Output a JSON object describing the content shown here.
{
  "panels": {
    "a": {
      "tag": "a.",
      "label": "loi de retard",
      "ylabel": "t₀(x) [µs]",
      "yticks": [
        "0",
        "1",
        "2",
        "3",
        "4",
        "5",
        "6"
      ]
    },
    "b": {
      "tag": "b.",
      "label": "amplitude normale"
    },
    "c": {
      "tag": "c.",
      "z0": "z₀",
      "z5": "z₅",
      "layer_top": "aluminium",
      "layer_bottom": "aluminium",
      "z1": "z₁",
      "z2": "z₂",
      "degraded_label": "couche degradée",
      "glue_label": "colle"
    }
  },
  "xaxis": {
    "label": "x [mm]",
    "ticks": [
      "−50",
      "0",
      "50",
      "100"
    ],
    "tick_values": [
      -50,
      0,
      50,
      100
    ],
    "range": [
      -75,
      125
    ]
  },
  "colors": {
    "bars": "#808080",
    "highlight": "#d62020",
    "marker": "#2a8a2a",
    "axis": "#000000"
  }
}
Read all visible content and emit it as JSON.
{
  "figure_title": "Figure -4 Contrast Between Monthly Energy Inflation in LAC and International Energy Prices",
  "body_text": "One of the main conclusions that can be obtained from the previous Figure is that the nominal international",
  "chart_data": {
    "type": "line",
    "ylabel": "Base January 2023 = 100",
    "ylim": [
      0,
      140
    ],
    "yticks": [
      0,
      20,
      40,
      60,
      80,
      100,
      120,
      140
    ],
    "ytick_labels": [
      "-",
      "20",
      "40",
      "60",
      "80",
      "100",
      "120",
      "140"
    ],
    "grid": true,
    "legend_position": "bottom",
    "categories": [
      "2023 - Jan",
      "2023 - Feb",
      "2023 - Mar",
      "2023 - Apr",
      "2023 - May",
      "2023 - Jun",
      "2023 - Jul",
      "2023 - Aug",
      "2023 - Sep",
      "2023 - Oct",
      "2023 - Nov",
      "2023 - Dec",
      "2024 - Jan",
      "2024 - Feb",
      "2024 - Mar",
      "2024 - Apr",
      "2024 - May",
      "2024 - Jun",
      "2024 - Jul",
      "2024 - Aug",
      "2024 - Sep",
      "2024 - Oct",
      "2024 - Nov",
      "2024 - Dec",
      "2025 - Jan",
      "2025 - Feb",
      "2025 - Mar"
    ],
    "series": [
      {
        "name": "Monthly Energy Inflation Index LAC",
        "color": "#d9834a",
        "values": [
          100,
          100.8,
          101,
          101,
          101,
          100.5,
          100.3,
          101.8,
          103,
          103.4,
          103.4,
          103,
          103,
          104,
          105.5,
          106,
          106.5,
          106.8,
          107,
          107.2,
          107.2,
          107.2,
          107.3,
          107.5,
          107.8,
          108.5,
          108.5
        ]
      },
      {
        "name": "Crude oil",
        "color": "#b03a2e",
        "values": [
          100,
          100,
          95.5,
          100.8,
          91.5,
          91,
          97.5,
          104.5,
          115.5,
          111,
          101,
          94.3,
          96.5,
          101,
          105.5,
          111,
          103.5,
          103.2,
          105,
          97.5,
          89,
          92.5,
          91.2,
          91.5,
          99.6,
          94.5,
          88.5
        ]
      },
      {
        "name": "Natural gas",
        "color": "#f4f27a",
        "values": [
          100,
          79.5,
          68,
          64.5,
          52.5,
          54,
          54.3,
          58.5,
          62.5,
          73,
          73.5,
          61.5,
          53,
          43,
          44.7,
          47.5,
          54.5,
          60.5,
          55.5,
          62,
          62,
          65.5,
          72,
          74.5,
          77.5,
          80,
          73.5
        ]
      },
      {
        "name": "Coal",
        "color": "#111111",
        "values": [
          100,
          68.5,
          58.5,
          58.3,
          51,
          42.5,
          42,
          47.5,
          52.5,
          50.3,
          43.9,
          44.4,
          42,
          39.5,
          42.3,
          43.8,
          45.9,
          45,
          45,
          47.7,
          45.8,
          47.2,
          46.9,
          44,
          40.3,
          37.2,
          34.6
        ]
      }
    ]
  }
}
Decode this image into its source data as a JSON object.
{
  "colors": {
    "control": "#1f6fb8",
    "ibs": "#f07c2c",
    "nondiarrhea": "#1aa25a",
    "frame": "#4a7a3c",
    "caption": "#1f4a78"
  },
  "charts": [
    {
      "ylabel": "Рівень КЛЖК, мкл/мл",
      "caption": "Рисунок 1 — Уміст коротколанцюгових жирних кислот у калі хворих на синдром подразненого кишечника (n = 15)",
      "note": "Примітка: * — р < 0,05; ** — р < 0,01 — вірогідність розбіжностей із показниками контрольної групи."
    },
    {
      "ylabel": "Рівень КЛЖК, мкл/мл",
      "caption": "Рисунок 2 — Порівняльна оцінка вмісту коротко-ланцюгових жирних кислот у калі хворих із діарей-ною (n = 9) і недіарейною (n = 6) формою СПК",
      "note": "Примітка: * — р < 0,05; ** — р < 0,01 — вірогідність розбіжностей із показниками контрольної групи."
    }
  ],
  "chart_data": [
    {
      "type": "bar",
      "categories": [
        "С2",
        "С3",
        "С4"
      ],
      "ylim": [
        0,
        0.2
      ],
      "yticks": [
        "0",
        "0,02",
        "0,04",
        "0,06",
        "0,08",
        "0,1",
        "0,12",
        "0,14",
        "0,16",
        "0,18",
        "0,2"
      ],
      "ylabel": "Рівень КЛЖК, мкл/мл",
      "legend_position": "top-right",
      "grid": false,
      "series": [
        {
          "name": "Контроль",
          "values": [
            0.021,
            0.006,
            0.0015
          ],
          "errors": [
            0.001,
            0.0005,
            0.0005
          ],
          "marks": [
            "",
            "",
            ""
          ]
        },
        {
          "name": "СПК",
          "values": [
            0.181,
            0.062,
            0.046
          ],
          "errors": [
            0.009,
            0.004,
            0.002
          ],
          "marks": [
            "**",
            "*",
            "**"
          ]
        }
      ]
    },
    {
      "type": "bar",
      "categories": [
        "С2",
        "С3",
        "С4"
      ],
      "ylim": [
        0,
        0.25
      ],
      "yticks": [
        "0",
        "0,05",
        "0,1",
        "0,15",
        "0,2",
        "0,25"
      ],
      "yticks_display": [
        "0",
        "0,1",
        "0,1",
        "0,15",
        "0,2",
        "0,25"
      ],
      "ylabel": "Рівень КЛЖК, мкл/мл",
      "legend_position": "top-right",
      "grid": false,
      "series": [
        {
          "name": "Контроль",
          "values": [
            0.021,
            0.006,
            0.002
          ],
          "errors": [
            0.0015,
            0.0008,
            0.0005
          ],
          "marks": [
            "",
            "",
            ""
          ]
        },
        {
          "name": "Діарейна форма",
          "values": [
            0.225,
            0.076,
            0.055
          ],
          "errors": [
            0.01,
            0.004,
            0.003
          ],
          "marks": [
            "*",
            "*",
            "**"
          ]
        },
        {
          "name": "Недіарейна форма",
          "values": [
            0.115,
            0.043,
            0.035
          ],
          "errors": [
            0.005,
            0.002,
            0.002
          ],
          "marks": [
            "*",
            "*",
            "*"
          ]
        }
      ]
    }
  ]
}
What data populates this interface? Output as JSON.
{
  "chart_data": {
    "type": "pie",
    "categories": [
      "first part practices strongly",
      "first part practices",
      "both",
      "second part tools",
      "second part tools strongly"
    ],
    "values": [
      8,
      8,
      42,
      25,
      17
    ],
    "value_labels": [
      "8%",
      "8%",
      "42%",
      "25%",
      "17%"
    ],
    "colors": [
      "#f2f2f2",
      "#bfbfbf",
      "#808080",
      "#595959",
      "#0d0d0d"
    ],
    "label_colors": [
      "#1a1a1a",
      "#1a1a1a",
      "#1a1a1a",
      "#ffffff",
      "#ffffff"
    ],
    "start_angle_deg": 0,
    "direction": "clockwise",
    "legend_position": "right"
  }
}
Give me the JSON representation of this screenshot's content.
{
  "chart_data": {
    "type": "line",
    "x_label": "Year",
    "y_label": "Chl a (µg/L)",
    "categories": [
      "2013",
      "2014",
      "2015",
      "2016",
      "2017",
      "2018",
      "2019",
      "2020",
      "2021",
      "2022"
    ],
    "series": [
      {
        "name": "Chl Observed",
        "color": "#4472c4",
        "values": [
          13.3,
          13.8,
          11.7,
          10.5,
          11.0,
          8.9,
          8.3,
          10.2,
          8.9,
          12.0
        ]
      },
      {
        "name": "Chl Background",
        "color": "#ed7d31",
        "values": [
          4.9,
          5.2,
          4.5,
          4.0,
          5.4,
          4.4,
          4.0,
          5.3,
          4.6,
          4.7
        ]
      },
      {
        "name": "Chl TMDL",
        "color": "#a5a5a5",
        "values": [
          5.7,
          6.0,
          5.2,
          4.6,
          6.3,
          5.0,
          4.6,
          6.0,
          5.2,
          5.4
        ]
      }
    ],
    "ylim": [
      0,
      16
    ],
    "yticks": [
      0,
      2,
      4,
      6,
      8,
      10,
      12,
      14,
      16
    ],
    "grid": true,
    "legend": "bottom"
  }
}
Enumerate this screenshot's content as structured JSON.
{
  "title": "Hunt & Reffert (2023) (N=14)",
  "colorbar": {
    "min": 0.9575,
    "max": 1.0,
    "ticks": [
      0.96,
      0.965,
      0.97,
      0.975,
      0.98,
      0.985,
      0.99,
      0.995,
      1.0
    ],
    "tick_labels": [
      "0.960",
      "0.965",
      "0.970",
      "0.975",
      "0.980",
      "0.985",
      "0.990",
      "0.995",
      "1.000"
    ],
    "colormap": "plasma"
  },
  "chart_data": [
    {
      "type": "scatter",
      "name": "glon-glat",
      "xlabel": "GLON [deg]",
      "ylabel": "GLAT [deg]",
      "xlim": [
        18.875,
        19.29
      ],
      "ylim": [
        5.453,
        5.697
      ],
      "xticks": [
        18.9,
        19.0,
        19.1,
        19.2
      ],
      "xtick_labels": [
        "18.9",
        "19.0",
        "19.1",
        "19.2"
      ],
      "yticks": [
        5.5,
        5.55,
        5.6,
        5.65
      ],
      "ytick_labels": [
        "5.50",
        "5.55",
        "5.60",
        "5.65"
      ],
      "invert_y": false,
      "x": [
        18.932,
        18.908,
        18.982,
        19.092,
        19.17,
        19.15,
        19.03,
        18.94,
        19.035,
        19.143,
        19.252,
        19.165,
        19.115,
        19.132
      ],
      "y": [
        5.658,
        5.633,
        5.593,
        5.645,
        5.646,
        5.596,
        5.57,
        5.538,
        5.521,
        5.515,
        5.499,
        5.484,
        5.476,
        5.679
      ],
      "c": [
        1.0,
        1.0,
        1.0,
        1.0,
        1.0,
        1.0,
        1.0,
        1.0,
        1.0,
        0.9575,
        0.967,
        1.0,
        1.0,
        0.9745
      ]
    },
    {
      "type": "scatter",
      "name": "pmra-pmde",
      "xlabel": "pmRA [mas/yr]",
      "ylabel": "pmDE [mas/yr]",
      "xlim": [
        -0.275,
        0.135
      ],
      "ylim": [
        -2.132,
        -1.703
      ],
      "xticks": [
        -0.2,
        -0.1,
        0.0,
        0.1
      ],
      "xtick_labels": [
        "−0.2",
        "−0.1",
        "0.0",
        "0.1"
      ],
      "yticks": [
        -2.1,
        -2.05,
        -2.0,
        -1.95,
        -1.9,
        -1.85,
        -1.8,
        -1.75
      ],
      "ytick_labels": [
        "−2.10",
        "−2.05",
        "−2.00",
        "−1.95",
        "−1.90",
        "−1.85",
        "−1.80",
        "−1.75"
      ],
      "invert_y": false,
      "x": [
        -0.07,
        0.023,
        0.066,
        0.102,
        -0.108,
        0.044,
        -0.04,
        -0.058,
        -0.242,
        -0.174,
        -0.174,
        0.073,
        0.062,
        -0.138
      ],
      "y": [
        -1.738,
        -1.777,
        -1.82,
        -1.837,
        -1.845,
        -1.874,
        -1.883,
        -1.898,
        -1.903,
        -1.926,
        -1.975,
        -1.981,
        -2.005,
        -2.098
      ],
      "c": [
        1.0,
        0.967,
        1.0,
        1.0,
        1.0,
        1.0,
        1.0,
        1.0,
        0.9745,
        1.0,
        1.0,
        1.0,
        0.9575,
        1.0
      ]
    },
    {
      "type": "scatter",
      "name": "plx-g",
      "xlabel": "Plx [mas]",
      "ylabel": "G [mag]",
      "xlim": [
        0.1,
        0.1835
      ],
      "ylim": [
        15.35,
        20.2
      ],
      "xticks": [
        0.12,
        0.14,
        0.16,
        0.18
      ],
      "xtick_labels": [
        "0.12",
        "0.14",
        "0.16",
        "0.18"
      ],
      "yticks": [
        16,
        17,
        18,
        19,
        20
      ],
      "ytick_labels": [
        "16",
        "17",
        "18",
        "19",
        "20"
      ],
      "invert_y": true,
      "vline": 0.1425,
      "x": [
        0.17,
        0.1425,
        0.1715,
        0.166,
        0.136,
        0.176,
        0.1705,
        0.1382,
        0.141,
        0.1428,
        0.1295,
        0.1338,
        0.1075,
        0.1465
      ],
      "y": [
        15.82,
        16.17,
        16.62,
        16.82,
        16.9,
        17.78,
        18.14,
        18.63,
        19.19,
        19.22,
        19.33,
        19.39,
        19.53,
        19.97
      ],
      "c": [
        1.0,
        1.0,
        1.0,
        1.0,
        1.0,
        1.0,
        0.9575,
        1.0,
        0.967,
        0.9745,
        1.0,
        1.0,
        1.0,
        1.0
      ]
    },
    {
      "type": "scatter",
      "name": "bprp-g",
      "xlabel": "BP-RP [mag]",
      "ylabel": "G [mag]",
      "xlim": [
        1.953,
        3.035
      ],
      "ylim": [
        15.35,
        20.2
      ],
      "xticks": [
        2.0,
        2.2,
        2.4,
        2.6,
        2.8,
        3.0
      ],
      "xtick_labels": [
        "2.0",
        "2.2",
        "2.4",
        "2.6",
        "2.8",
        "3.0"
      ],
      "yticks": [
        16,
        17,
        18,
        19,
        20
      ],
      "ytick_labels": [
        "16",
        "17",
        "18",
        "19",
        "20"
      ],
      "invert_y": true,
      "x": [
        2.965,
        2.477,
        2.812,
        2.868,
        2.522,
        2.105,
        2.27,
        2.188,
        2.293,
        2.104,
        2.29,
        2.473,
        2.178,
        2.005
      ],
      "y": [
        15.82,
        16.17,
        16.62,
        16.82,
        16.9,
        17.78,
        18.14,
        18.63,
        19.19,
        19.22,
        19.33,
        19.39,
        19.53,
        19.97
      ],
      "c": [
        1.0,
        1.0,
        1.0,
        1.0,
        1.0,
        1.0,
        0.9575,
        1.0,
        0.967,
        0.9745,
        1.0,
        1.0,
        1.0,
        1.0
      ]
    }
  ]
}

- - - - -

_STATED GOAL:_ Gather each line in these records that contains the string "aluminium".

_WRITTEN ANSWER:_
      "layer_top": "aluminium",
      "layer_bottom": "aluminium",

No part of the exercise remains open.